**TO BE DONE**
In the text on California accessory dwelling units, what must a unit be built under and inspected as before its legal status applies?

**TEXT**
+ + +
You may have heard them called granny flats, casitas, in-law suites, backyard cottages, secondary units, or guest houses. The legal name in California is “accessory dwelling unit,” and the definition is very specific:

Independent
A separate front door — not a shared entry through the main home.
Fully equipped
A full kitchen, a full bathroom, and dedicated sleeping space.
On the same lot
Sits on the same parcel as a primary single-family or multifamily residence.
Legally permitted
Built under a city or county permit and inspected as a legal dwelling unit.

A guest room with a mini-fridge is not an ADU. A garage with a couch is not an ADU. The legal status — and the rental income, property-value lift, and financing options that come with it — only kicks in once it's permitted and inspected as an independent dwelling unit.

The Four Types of ADUs

California recognizes four ADU configurations. Most lots can host more than one — for example, a JADU plus a detached ADU, or a conversion ADU plus a new detached unit.
+ + +
**PROVIDED MATERIAL**

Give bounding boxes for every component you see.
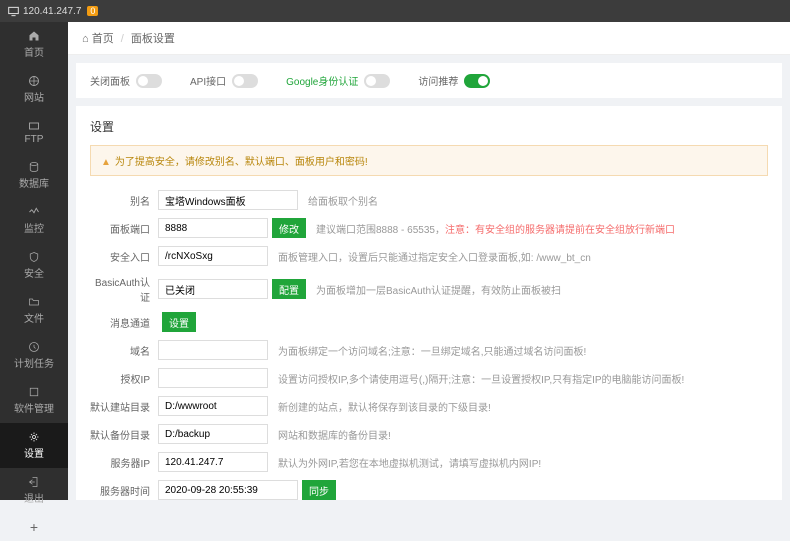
+ + +
**THE COMPLETED TASK**
It must be built under a city or county permit and inspected as a legal dwelling unit.